### Given records
# # # # # # #
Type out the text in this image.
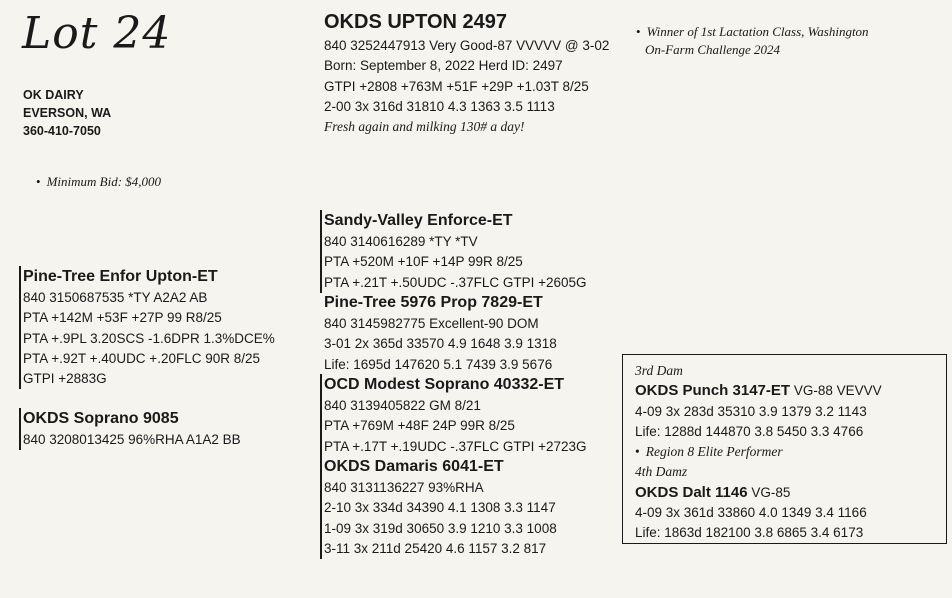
Lot 24
OK DAIRY
EVERSON, WA
360-410-7050
• Minimum Bid: $4,000
• Winner of 1st Lactation Class, Washington
On-Farm Challenge 2024
OKDS UPTON 2497
840 3252447913 Very Good-87 VVVVV @ 3-02
Born: September 8, 2022 Herd ID: 2497
GTPI +2808 +763M +51F +29P +1.03T 8/25
2-00 3x 316d 31810 4.3 1363 3.5 1113
Fresh again and milking 130# a day!
Pine-Tree Enfor Upton-ET
840 3150687535 *TY A2A2 AB
PTA +142M +53F +27P 99 R8/25
PTA +.9PL 3.20SCS -1.6DPR 1.3%DCE%
PTA +.92T +.40UDC +.20FLC 90R 8/25
GTPI +2883G
OKDS Soprano 9085
840 3208013425 96%RHA A1A2 BB
Sandy-Valley Enforce-ET
840 3140616289 *TY *TV
PTA +520M +10F +14P 99R 8/25
PTA +.21T +.50UDC -.37FLC GTPI +2605G
Pine-Tree 5976 Prop 7829-ET
840 3145982775 Excellent-90 DOM
3-01 2x 365d 33570 4.9 1648 3.9 1318
Life: 1695d 147620 5.1 7439 3.9 5676
OCD Modest Soprano 40332-ET
840 3139405822 GM 8/21
PTA +769M +48F 24P 99R 8/25
PTA +.17T +.19UDC -.37FLC GTPI +2723G
OKDS Damaris 6041-ET
840 3131136227 93%RHA
2-10 3x 334d 34390 4.1 1308 3.3 1147
1-09 3x 319d 30650 3.9 1210 3.3 1008
3-11 3x 211d 25420 4.6 1157 3.2 817
3rd Dam
OKDS Punch 3147-ET VG-88 VEVVV
4-09 3x 283d 35310 3.9 1379 3.2 1143
Life: 1288d 144870 3.8 5450 3.3 4766
• Region 8 Elite Performer
4th Damz
OKDS Dalt 1146 VG-85
4-09 3x 361d 33860 4.0 1349 3.4 1166
Life: 1863d 182100 3.8 6865 3.4 6173
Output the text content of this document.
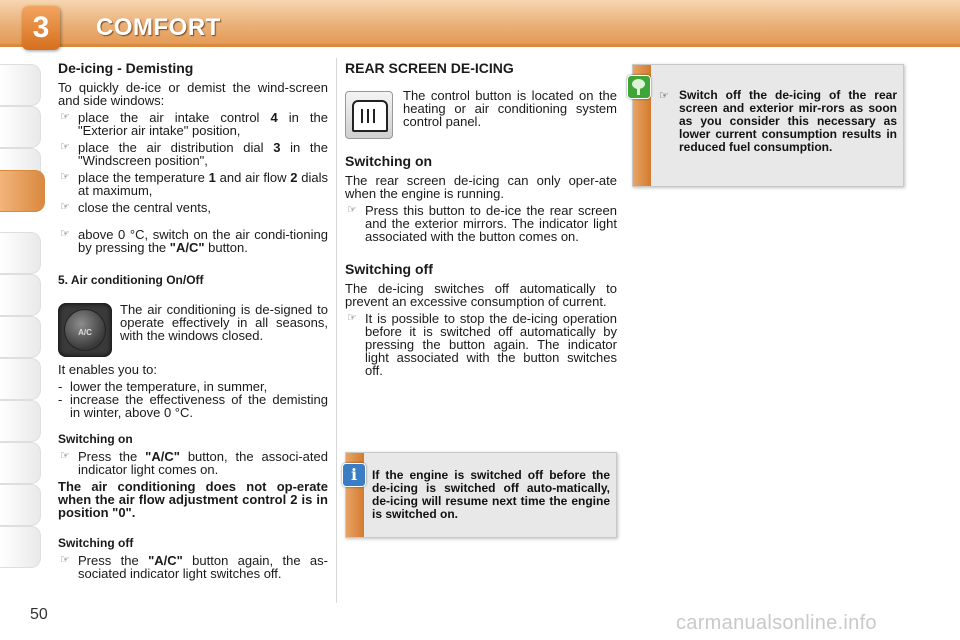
3	COMFORT
De-icing - Demisting

To quickly de-ice or demist the wind-screen and side windows:

☞ place the air intake control 4 in the "Exterior air intake" position,
☞ place the air distribution dial 3 in the "Windscreen position",
☞ place the temperature 1 and air flow 2 dials at maximum,
☞ close the central vents,
☞ above 0 °C, switch on the air condi-tioning by pressing the "A/C" button.
5. Air conditioning On/Off
A/C

The air conditioning is de-signed to operate effectively in all seasons, with the windows closed.

It enables you to:

- lower the temperature, in summer,
- increase the effectiveness of the demisting in winter, above 0 °C.
Switching on
☞ Press the "A/C" button, the associ-ated indicator light comes on.

The air conditioning does not op-erate when the air flow adjustment control 2 is in position "0".

Switching off
☞ Press the "A/C" button again, the as-sociated indicator light switches off.
REAR SCREEN DE-ICING

The control button is located on the heating or air conditioning system control panel.

Switching on

The rear screen de-icing can only oper-ate when the engine is running.

☞ Press this button to de-ice the rear screen and the exterior mirrors. The indicator light associated with the button comes on.
Switching off

The de-icing switches off automatically to prevent an excessive consumption of current.

☞ It is possible to stop the de-icing operation before it is switched off automatically by pressing the button again. The indicator light associated with the button switches off.
i	If the engine is switched off before the de-icing is switched off auto-matically, de-icing will resume next time the engine is switched on.
☞ Switch off the de-icing of the rear screen and exterior mir-rors as soon as you consider this necessary as lower current consumption results in reduced fuel consumption.
50	carmanualsonline.info
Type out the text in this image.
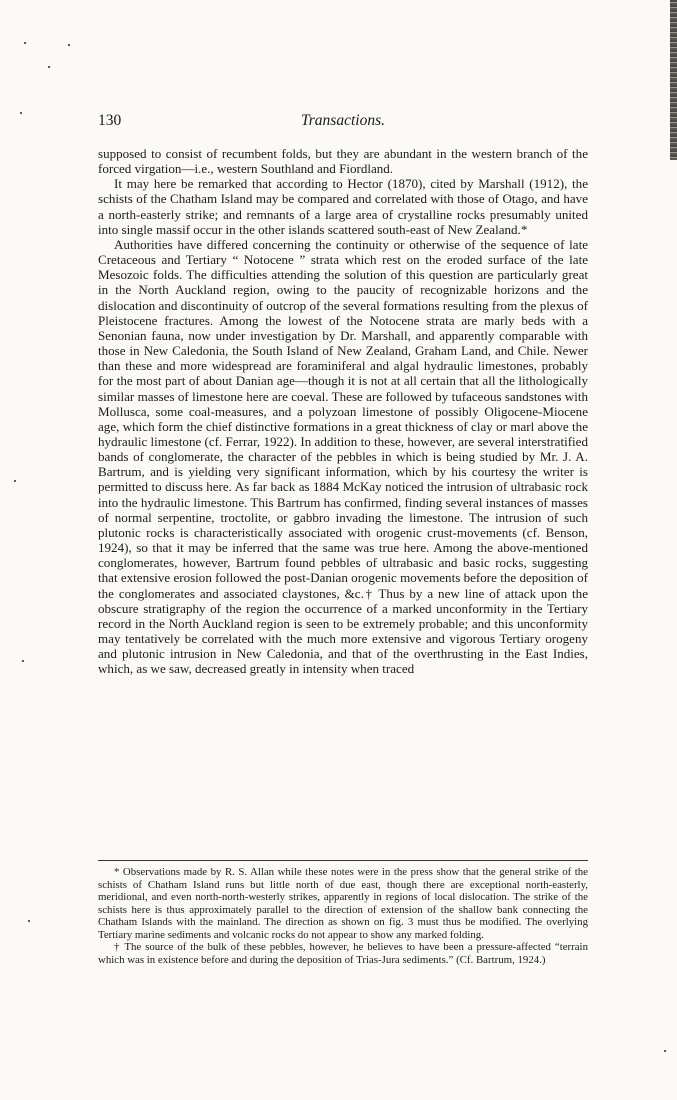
130	Transactions.

supposed to consist of recumbent folds, but they are abundant in the western branch of the forced virgation—i.e., western Southland and Fiordland.

It may here be remarked that according to Hector (1870), cited by Marshall (1912), the schists of the Chatham Island may be compared and correlated with those of Otago, and have a north-easterly strike; and remnants of a large area of crystalline rocks presumably united into single massif occur in the other islands scattered south-east of New Zealand.*

Authorities have differed concerning the continuity or otherwise of the sequence of late Cretaceous and Tertiary “ Notocene ” strata which rest on the eroded surface of the late Mesozoic folds. The difficulties attending the solution of this question are particularly great in the North Auckland region, owing to the paucity of recognizable horizons and the dislocation and discontinuity of outcrop of the several formations resulting from the plexus of Pleistocene fractures. Among the lowest of the Notocene strata are marly beds with a Senonian fauna, now under investigation by Dr. Marshall, and apparently comparable with those in New Caledonia, the South Island of New Zealand, Graham Land, and Chile. Newer than these and more widespread are foraminiferal and algal hydraulic limestones, probably for the most part of about Danian age—though it is not at all certain that all the lithologically similar masses of limestone here are coeval. These are followed by tufaceous sandstones with Mollusca, some coal-measures, and a polyzoan limestone of possibly Oligocene-Miocene age, which form the chief distinctive formations in a great thickness of clay or marl above the hydraulic limestone (cf. Ferrar, 1922). In addition to these, however, are several interstratified bands of conglomerate, the character of the pebbles in which is being studied by Mr. J. A. Bartrum, and is yielding very significant information, which by his courtesy the writer is permitted to discuss here. As far back as 1884 McKay noticed the intrusion of ultrabasic rock into the hydraulic limestone. This Bartrum has confirmed, finding several instances of masses of normal serpentine, troctolite, or gabbro invading the limestone. The intrusion of such plutonic rocks is characteristically associated with orogenic crust-movements (cf. Benson, 1924), so that it may be inferred that the same was true here. Among the above-mentioned conglomerates, however, Bartrum found pebbles of ultrabasic and basic rocks, suggesting that extensive erosion followed the post-Danian orogenic movements before the deposition of the conglomerates and associated claystones, &c.† Thus by a new line of attack upon the obscure stratigraphy of the region the occurrence of a marked unconformity in the Tertiary record in the North Auckland region is seen to be extremely probable; and this unconformity may tentatively be correlated with the much more extensive and vigorous Tertiary orogeny and plutonic intrusion in New Caledonia, and that of the overthrusting in the East Indies, which, as we saw, decreased greatly in intensity when traced

* Observations made by R. S. Allan while these notes were in the press show that the general strike of the schists of Chatham Island runs but little north of due east, though there are exceptional north-easterly, meridional, and even north-north-westerly strikes, apparently in regions of local dislocation. The strike of the schists here is thus approximately parallel to the direction of extension of the shallow bank connecting the Chatham Islands with the mainland. The direction as shown on fig. 3 must thus be modified. The overlying Tertiary marine sediments and volcanic rocks do not appear to show any marked folding.

† The source of the bulk of these pebbles, however, he believes to have been a pressure-affected “terrain which was in existence before and during the deposition of Trias-Jura sediments.” (Cf. Bartrum, 1924.)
# # # # # # #
### Stated problem
Without the pictures, write out all of the material exactly.

### Final answer
Type out the text in this image.
Lot 24
OK DAIRY
EVERSON, WA
360-410-7050
• Minimum Bid: $4,000
• Winner of 1st Lactation Class, Washington
On-Farm Challenge 2024
OKDS UPTON 2497
840 3252447913 Very Good-87 VVVVV @ 3-02
Born: September 8, 2022 Herd ID: 2497
GTPI +2808 +763M +51F +29P +1.03T 8/25
2-00 3x 316d 31810 4.3 1363 3.5 1113
Fresh again and milking 130# a day!
Pine-Tree Enfor Upton-ET
840 3150687535 *TY A2A2 AB
PTA +142M +53F +27P 99 R8/25
PTA +.9PL 3.20SCS -1.6DPR 1.3%DCE%
PTA +.92T +.40UDC +.20FLC 90R 8/25
GTPI +2883G
OKDS Soprano 9085
840 3208013425 96%RHA A1A2 BB
Sandy-Valley Enforce-ET
840 3140616289 *TY *TV
PTA +520M +10F +14P 99R 8/25
PTA +.21T +.50UDC -.37FLC GTPI +2605G
Pine-Tree 5976 Prop 7829-ET
840 3145982775 Excellent-90 DOM
3-01 2x 365d 33570 4.9 1648 3.9 1318
Life: 1695d 147620 5.1 7439 3.9 5676
OCD Modest Soprano 40332-ET
840 3139405822 GM 8/21
PTA +769M +48F 24P 99R 8/25
PTA +.17T +.19UDC -.37FLC GTPI +2723G
OKDS Damaris 6041-ET
840 3131136227 93%RHA
2-10 3x 334d 34390 4.1 1308 3.3 1147
1-09 3x 319d 30650 3.9 1210 3.3 1008
3-11 3x 211d 25420 4.6 1157 3.2 817
3rd Dam
OKDS Punch 3147-ET VG-88 VEVVV
4-09 3x 283d 35310 3.9 1379 3.2 1143
Life: 1288d 144870 3.8 5450 3.3 4766
• Region 8 Elite Performer
4th Damz
OKDS Dalt 1146 VG-85
4-09 3x 361d 33860 4.0 1349 3.4 1166
Life: 1863d 182100 3.8 6865 3.4 6173
Output the text content of this document.
3	COMFORT
De-icing - Demisting

To quickly de-ice or demist the wind-screen and side windows:

☞ place the air intake control 4 in the "Exterior air intake" position,
☞ place the air distribution dial 3 in the "Windscreen position",
☞ place the temperature 1 and air flow 2 dials at maximum,
☞ close the central vents,
☞ above 0 °C, switch on the air condi-tioning by pressing the "A/C" button.
5. Air conditioning On/Off
A/C

The air conditioning is de-signed to operate effectively in all seasons, with the windows closed.

It enables you to:

- lower the temperature, in summer,
- increase the effectiveness of the demisting in winter, above 0 °C.
Switching on
☞ Press the "A/C" button, the associ-ated indicator light comes on.

The air conditioning does not op-erate when the air flow adjustment control 2 is in position "0".

Switching off
☞ Press the "A/C" button again, the as-sociated indicator light switches off.
REAR SCREEN DE-ICING

The control button is located on the heating or air conditioning system control panel.

Switching on

The rear screen de-icing can only oper-ate when the engine is running.

☞ Press this button to de-ice the rear screen and the exterior mirrors. The indicator light associated with the button comes on.
Switching off

The de-icing switches off automatically to prevent an excessive consumption of current.

☞ It is possible to stop the de-icing operation before it is switched off automatically by pressing the button again. The indicator light associated with the button switches off.
i	If the engine is switched off before the de-icing is switched off auto-matically, de-icing will resume next time the engine is switched on.
☞ Switch off the de-icing of the rear screen and exterior mir-rors as soon as you consider this necessary as lower current consumption results in reduced fuel consumption.
50	carmanualsonline.info
Type out the text in this image.
130	Transactions.

supposed to consist of recumbent folds, but they are abundant in the western branch of the forced virgation—i.e., western Southland and Fiordland.

It may here be remarked that according to Hector (1870), cited by Marshall (1912), the schists of the Chatham Island may be compared and correlated with those of Otago, and have a north-easterly strike; and remnants of a large area of crystalline rocks presumably united into single massif occur in the other islands scattered south-east of New Zealand.*

Authorities have differed concerning the continuity or otherwise of the sequence of late Cretaceous and Tertiary “ Notocene ” strata which rest on the eroded surface of the late Mesozoic folds. The difficulties attending the solution of this question are particularly great in the North Auckland region, owing to the paucity of recognizable horizons and the dislocation and discontinuity of outcrop of the several formations resulting from the plexus of Pleistocene fractures. Among the lowest of the Notocene strata are marly beds with a Senonian fauna, now under investigation by Dr. Marshall, and apparently comparable with those in New Caledonia, the South Island of New Zealand, Graham Land, and Chile. Newer than these and more widespread are foraminiferal and algal hydraulic limestones, probably for the most part of about Danian age—though it is not at all certain that all the lithologically similar masses of limestone here are coeval. These are followed by tufaceous sandstones with Mollusca, some coal-measures, and a polyzoan limestone of possibly Oligocene-Miocene age, which form the chief distinctive formations in a great thickness of clay or marl above the hydraulic limestone (cf. Ferrar, 1922). In addition to these, however, are several interstratified bands of conglomerate, the character of the pebbles in which is being studied by Mr. J. A. Bartrum, and is yielding very significant information, which by his courtesy the writer is permitted to discuss here. As far back as 1884 McKay noticed the intrusion of ultrabasic rock into the hydraulic limestone. This Bartrum has confirmed, finding several instances of masses of normal serpentine, troctolite, or gabbro invading the limestone. The intrusion of such plutonic rocks is characteristically associated with orogenic crust-movements (cf. Benson, 1924), so that it may be inferred that the same was true here. Among the above-mentioned conglomerates, however, Bartrum found pebbles of ultrabasic and basic rocks, suggesting that extensive erosion followed the post-Danian orogenic movements before the deposition of the conglomerates and associated claystones, &c.† Thus by a new line of attack upon the obscure stratigraphy of the region the occurrence of a marked unconformity in the Tertiary record in the North Auckland region is seen to be extremely probable; and this unconformity may tentatively be correlated with the much more extensive and vigorous Tertiary orogeny and plutonic intrusion in New Caledonia, and that of the overthrusting in the East Indies, which, as we saw, decreased greatly in intensity when traced

* Observations made by R. S. Allan while these notes were in the press show that the general strike of the schists of Chatham Island runs but little north of due east, though there are exceptional north-easterly, meridional, and even north-north-westerly strikes, apparently in regions of local dislocation. The strike of the schists here is thus approximately parallel to the direction of extension of the shallow bank connecting the Chatham Islands with the mainland. The direction as shown on fig. 3 must thus be modified. The overlying Tertiary marine sediments and volcanic rocks do not appear to show any marked folding.

† The source of the bulk of these pebbles, however, he believes to have been a pressure-affected “terrain which was in existence before and during the deposition of Trias-Jura sediments.” (Cf. Bartrum, 1924.)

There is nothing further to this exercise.